§ **What is required**: Give the data below again exactly as written, without its pictures.

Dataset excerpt
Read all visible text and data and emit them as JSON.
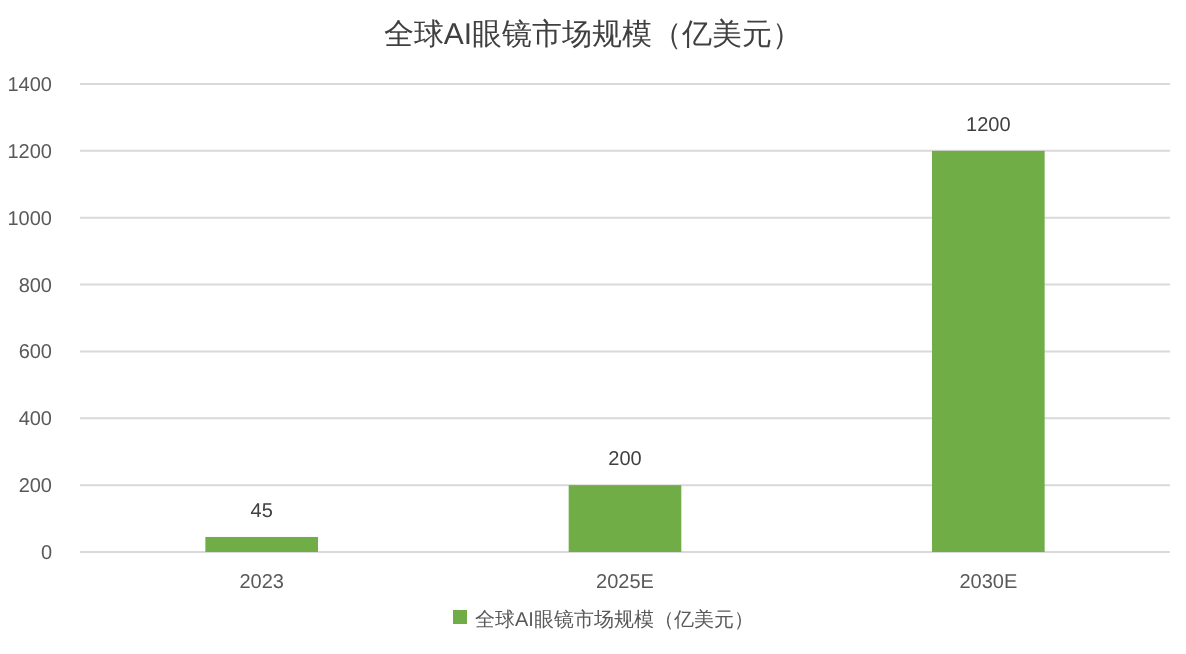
{
  "chart_data": {
    "type": "bar",
    "title": "全球AI眼镜市场规模（亿美元）",
    "categories": [
      "2023",
      "2025E",
      "2030E"
    ],
    "series": [
      {
        "name": "全球AI眼镜市场规模（亿美元）",
        "color": "#70ad47",
        "values": [
          45,
          200,
          1200
        ]
      }
    ],
    "ylim": [
      0,
      1400
    ],
    "yticks": [
      0,
      200,
      400,
      600,
      800,
      1000,
      1200,
      1400
    ],
    "grid": "y",
    "data_labels": true,
    "legend": "bottom"
  }
}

§ **Final result**:
Read all visible text and data and emit them as JSON.
{
  "chart_data": {
    "type": "bar",
    "title": "全球AI眼镜市场规模（亿美元）",
    "categories": [
      "2023",
      "2025E",
      "2030E"
    ],
    "series": [
      {
        "name": "全球AI眼镜市场规模（亿美元）",
        "color": "#70ad47",
        "values": [
          45,
          200,
          1200
        ]
      }
    ],
    "ylim": [
      0,
      1400
    ],
    "yticks": [
      0,
      200,
      400,
      600,
      800,
      1000,
      1200,
      1400
    ],
    "grid": "y",
    "data_labels": true,
    "legend": "bottom"
  }
}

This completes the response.